### TASK OBJECTIVE
Omit all images, then return the remaining material exactly as it stands.

[Recorded data]
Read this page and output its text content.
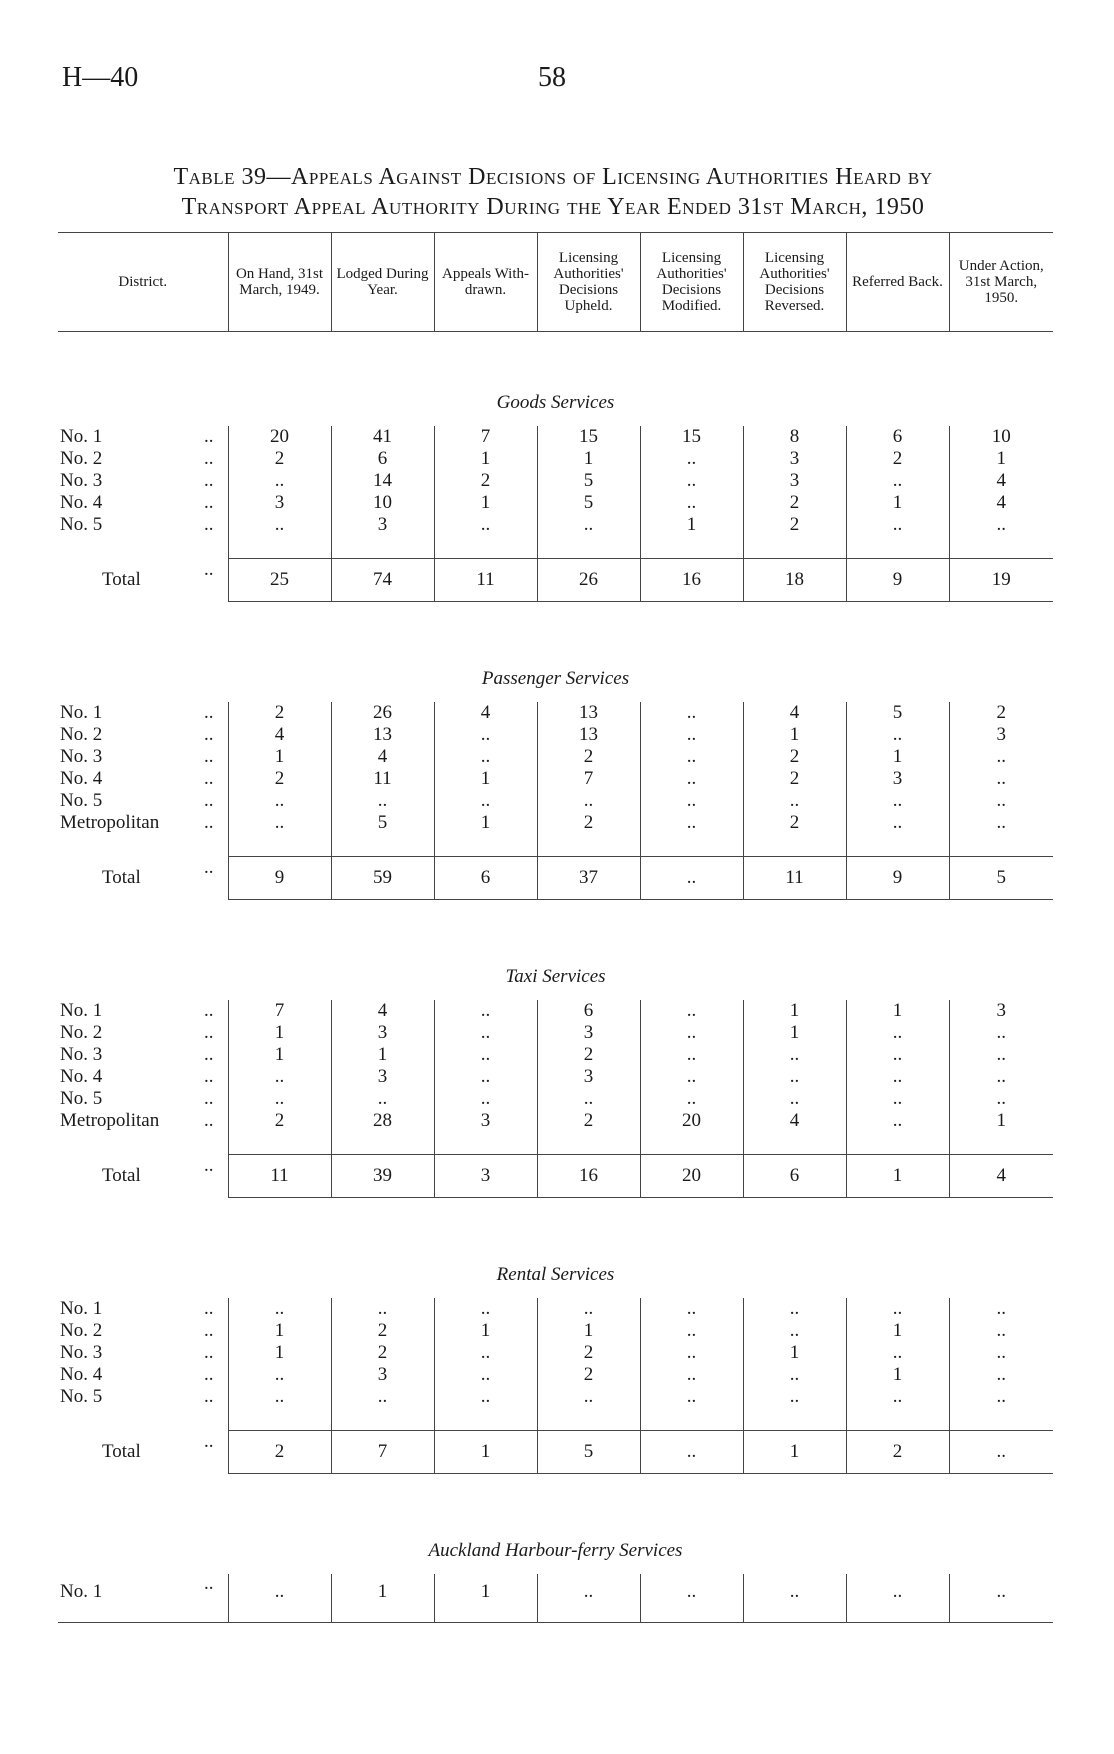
H—40	58
Table 39—Appeals Against Decisions of Licensing Authorities Heard by
Transport Appeal Authority During the Year Ended 31st March, 1950
District.	On Hand, 31st March, 1949.	Lodged During Year.	Appeals With- drawn.	Licensing Authorities' Decisions Upheld.	Licensing Authorities' Decisions Modified.	Licensing Authorities' Decisions Reversed.	Referred Back.	Under Action, 31st March, 1950.
Goods Services								
No. 1 ..	20	41	7	15	15	8	6	10
No. 2 ..	2	6	1	1	..	3	2	1
No. 3 ..	..	14	2	5	..	3	..	4
No. 4 ..	3	10	1	5	..	2	1	4
No. 5 ..	..	3	..	..	1	2	..	..

Total ..	25	74	11	26	16	18	9	19
Passenger Services								
No. 1 ..	2	26	4	13	..	4	5	2
No. 2 ..	4	13	..	13	..	1	..	3
No. 3 ..	1	4	..	2	..	2	1	..
No. 4 ..	2	11	1	7	..	2	3	..
No. 5 ..	..	..	..	..	..	..	..	..
Metropolitan ..	..	5	1	2	..	2	..	..

Total ..	9	59	6	37	..	11	9	5
Taxi Services								
No. 1 ..	7	4	..	6	..	1	1	3
No. 2 ..	1	3	..	3	..	1	..	..
No. 3 ..	1	1	..	2	..	..	..	..
No. 4 ..	..	3	..	3	..	..	..	..
No. 5 ..	..	..	..	..	..	..	..	..
Metropolitan ..	2	28	3	2	20	4	..	1

Total ..	11	39	3	16	20	6	1	4
Rental Services								
No. 1 ..	..	..	..	..	..	..	..	..
No. 2 ..	1	2	1	1	..	..	1	..
No. 3 ..	1	2	..	2	..	1	..	..
No. 4 ..	..	3	..	2	..	..	1	..
No. 5 ..	..	..	..	..	..	..	..	..

Total ..	2	7	1	5	..	1	2	..
Auckland Harbour-ferry Services								
No. 1 ..	..	1	1	..	..	..	..	..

### RESULT
Read this page and output its text content.
H—40	58
Table 39—Appeals Against Decisions of Licensing Authorities Heard by
Transport Appeal Authority During the Year Ended 31st March, 1950
District.	On Hand, 31st March, 1949.	Lodged During Year.	Appeals With- drawn.	Licensing Authorities' Decisions Upheld.	Licensing Authorities' Decisions Modified.	Licensing Authorities' Decisions Reversed.	Referred Back.	Under Action, 31st March, 1950.
Goods Services								
No. 1 ..	20	41	7	15	15	8	6	10
No. 2 ..	2	6	1	1	..	3	2	1
No. 3 ..	..	14	2	5	..	3	..	4
No. 4 ..	3	10	1	5	..	2	1	4
No. 5 ..	..	3	..	..	1	2	..	..

Total ..	25	74	11	26	16	18	9	19
Passenger Services								
No. 1 ..	2	26	4	13	..	4	5	2
No. 2 ..	4	13	..	13	..	1	..	3
No. 3 ..	1	4	..	2	..	2	1	..
No. 4 ..	2	11	1	7	..	2	3	..
No. 5 ..	..	..	..	..	..	..	..	..
Metropolitan ..	..	5	1	2	..	2	..	..

Total ..	9	59	6	37	..	11	9	5
Taxi Services								
No. 1 ..	7	4	..	6	..	1	1	3
No. 2 ..	1	3	..	3	..	1	..	..
No. 3 ..	1	1	..	2	..	..	..	..
No. 4 ..	..	3	..	3	..	..	..	..
No. 5 ..	..	..	..	..	..	..	..	..
Metropolitan ..	2	28	3	2	20	4	..	1

Total ..	11	39	3	16	20	6	1	4
Rental Services								
No. 1 ..	..	..	..	..	..	..	..	..
No. 2 ..	1	2	1	1	..	..	1	..
No. 3 ..	1	2	..	2	..	1	..	..
No. 4 ..	..	3	..	2	..	..	1	..
No. 5 ..	..	..	..	..	..	..	..	..

Total ..	2	7	1	5	..	1	2	..
Auckland Harbour-ferry Services								
No. 1 ..	..	1	1	..	..	..	..	..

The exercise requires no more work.